-- start of LISTED ENTRIES --

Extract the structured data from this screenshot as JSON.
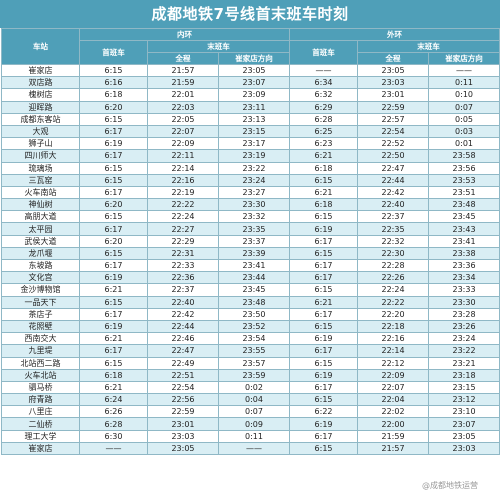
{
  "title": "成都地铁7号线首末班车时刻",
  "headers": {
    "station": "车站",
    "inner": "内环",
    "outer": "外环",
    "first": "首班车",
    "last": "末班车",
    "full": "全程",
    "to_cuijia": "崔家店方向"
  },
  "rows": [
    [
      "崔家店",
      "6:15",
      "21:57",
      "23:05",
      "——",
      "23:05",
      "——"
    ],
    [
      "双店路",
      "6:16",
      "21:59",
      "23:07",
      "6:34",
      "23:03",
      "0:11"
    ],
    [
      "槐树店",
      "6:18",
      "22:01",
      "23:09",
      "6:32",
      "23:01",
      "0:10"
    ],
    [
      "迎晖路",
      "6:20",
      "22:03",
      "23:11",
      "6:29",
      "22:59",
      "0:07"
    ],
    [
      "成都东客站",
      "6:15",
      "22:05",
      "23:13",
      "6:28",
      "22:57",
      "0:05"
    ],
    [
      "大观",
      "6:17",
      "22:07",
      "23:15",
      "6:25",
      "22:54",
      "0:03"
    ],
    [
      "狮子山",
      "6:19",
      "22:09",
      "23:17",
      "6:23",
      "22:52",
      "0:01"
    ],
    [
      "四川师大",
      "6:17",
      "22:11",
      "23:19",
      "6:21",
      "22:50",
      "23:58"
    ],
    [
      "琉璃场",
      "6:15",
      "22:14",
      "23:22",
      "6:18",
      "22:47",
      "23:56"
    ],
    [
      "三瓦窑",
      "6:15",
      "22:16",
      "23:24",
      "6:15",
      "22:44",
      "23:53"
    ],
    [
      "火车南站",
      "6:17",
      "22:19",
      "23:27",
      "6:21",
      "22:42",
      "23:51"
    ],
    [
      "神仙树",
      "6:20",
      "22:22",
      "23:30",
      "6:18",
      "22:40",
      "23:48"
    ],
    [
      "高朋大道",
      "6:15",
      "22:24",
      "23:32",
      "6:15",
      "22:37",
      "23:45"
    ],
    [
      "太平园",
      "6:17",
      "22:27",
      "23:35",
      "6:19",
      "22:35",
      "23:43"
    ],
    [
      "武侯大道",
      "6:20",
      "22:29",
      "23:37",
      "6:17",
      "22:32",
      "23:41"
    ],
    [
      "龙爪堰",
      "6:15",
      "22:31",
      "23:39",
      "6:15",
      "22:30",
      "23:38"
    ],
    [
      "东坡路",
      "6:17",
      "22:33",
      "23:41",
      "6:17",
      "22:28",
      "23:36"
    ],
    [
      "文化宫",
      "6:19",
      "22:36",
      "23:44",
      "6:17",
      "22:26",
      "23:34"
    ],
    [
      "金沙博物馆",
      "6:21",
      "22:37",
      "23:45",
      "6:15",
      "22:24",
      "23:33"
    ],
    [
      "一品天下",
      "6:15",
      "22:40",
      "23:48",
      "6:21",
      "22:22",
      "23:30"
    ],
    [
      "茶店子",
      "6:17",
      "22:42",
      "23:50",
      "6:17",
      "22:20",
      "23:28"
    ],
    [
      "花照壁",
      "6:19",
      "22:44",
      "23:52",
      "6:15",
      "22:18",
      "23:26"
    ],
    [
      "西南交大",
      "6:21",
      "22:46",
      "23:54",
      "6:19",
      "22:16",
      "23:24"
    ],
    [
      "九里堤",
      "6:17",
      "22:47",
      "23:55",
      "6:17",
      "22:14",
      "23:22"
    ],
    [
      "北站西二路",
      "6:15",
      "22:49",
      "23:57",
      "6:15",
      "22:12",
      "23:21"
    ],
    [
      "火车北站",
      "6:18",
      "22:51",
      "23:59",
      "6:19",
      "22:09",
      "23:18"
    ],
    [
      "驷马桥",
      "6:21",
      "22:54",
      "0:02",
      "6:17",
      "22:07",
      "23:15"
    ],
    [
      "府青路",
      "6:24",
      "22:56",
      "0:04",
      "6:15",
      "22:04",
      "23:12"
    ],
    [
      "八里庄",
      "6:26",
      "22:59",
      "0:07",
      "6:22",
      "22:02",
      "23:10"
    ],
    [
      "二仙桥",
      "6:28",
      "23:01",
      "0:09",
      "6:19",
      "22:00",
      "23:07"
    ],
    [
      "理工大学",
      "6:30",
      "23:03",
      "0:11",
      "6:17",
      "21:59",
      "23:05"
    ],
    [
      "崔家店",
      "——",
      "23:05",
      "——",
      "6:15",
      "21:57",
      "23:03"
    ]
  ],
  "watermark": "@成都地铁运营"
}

-- end of LISTED ENTRIES --

▶ SET EXERCISE
Write out the entries above verbatim; the pictures do not belong in your copy.

▶ OUTPUT OF THE TASK
Extract the structured data from this screenshot as JSON.
{
  "title": "成都地铁7号线首末班车时刻",
  "headers": {
    "station": "车站",
    "inner": "内环",
    "outer": "外环",
    "first": "首班车",
    "last": "末班车",
    "full": "全程",
    "to_cuijia": "崔家店方向"
  },
  "rows": [
    [
      "崔家店",
      "6:15",
      "21:57",
      "23:05",
      "——",
      "23:05",
      "——"
    ],
    [
      "双店路",
      "6:16",
      "21:59",
      "23:07",
      "6:34",
      "23:03",
      "0:11"
    ],
    [
      "槐树店",
      "6:18",
      "22:01",
      "23:09",
      "6:32",
      "23:01",
      "0:10"
    ],
    [
      "迎晖路",
      "6:20",
      "22:03",
      "23:11",
      "6:29",
      "22:59",
      "0:07"
    ],
    [
      "成都东客站",
      "6:15",
      "22:05",
      "23:13",
      "6:28",
      "22:57",
      "0:05"
    ],
    [
      "大观",
      "6:17",
      "22:07",
      "23:15",
      "6:25",
      "22:54",
      "0:03"
    ],
    [
      "狮子山",
      "6:19",
      "22:09",
      "23:17",
      "6:23",
      "22:52",
      "0:01"
    ],
    [
      "四川师大",
      "6:17",
      "22:11",
      "23:19",
      "6:21",
      "22:50",
      "23:58"
    ],
    [
      "琉璃场",
      "6:15",
      "22:14",
      "23:22",
      "6:18",
      "22:47",
      "23:56"
    ],
    [
      "三瓦窑",
      "6:15",
      "22:16",
      "23:24",
      "6:15",
      "22:44",
      "23:53"
    ],
    [
      "火车南站",
      "6:17",
      "22:19",
      "23:27",
      "6:21",
      "22:42",
      "23:51"
    ],
    [
      "神仙树",
      "6:20",
      "22:22",
      "23:30",
      "6:18",
      "22:40",
      "23:48"
    ],
    [
      "高朋大道",
      "6:15",
      "22:24",
      "23:32",
      "6:15",
      "22:37",
      "23:45"
    ],
    [
      "太平园",
      "6:17",
      "22:27",
      "23:35",
      "6:19",
      "22:35",
      "23:43"
    ],
    [
      "武侯大道",
      "6:20",
      "22:29",
      "23:37",
      "6:17",
      "22:32",
      "23:41"
    ],
    [
      "龙爪堰",
      "6:15",
      "22:31",
      "23:39",
      "6:15",
      "22:30",
      "23:38"
    ],
    [
      "东坡路",
      "6:17",
      "22:33",
      "23:41",
      "6:17",
      "22:28",
      "23:36"
    ],
    [
      "文化宫",
      "6:19",
      "22:36",
      "23:44",
      "6:17",
      "22:26",
      "23:34"
    ],
    [
      "金沙博物馆",
      "6:21",
      "22:37",
      "23:45",
      "6:15",
      "22:24",
      "23:33"
    ],
    [
      "一品天下",
      "6:15",
      "22:40",
      "23:48",
      "6:21",
      "22:22",
      "23:30"
    ],
    [
      "茶店子",
      "6:17",
      "22:42",
      "23:50",
      "6:17",
      "22:20",
      "23:28"
    ],
    [
      "花照壁",
      "6:19",
      "22:44",
      "23:52",
      "6:15",
      "22:18",
      "23:26"
    ],
    [
      "西南交大",
      "6:21",
      "22:46",
      "23:54",
      "6:19",
      "22:16",
      "23:24"
    ],
    [
      "九里堤",
      "6:17",
      "22:47",
      "23:55",
      "6:17",
      "22:14",
      "23:22"
    ],
    [
      "北站西二路",
      "6:15",
      "22:49",
      "23:57",
      "6:15",
      "22:12",
      "23:21"
    ],
    [
      "火车北站",
      "6:18",
      "22:51",
      "23:59",
      "6:19",
      "22:09",
      "23:18"
    ],
    [
      "驷马桥",
      "6:21",
      "22:54",
      "0:02",
      "6:17",
      "22:07",
      "23:15"
    ],
    [
      "府青路",
      "6:24",
      "22:56",
      "0:04",
      "6:15",
      "22:04",
      "23:12"
    ],
    [
      "八里庄",
      "6:26",
      "22:59",
      "0:07",
      "6:22",
      "22:02",
      "23:10"
    ],
    [
      "二仙桥",
      "6:28",
      "23:01",
      "0:09",
      "6:19",
      "22:00",
      "23:07"
    ],
    [
      "理工大学",
      "6:30",
      "23:03",
      "0:11",
      "6:17",
      "21:59",
      "23:05"
    ],
    [
      "崔家店",
      "——",
      "23:05",
      "——",
      "6:15",
      "21:57",
      "23:03"
    ]
  ],
  "watermark": "@成都地铁运营"
}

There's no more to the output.